/---

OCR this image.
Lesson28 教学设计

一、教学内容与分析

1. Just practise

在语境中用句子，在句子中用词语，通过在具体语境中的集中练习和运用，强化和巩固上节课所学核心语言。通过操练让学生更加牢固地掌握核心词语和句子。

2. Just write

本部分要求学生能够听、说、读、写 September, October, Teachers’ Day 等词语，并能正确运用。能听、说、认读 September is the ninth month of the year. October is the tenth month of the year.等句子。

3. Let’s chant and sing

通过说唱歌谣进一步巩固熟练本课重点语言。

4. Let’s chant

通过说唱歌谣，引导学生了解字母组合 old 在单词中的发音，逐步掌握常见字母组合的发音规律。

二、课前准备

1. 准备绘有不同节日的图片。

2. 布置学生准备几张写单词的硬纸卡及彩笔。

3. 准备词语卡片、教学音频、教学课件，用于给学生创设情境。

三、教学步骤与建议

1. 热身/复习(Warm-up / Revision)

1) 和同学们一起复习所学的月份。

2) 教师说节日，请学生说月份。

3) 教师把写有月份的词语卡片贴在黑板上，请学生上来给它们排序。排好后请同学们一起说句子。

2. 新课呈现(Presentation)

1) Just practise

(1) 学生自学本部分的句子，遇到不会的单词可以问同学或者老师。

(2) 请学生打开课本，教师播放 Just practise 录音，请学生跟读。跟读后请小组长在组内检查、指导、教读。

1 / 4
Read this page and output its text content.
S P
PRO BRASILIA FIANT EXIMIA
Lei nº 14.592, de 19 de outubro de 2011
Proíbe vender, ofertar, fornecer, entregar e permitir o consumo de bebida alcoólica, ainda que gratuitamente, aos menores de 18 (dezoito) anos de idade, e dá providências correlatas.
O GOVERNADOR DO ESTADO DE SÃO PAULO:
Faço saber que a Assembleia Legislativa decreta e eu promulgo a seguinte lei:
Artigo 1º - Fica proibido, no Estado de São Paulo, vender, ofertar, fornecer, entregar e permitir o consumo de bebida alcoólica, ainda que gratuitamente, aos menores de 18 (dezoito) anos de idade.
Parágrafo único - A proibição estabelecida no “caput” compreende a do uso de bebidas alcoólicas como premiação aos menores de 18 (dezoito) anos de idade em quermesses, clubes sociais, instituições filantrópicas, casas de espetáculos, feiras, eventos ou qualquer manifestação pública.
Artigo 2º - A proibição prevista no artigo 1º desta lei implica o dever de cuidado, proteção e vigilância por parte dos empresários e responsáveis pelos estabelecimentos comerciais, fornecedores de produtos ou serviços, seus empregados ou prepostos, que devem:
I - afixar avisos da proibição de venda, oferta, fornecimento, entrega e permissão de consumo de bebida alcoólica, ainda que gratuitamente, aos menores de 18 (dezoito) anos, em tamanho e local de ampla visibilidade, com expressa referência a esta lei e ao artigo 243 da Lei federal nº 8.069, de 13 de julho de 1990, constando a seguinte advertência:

\---

Count every line in the entries above where the word "permitir" appears; respond with the number alone.

2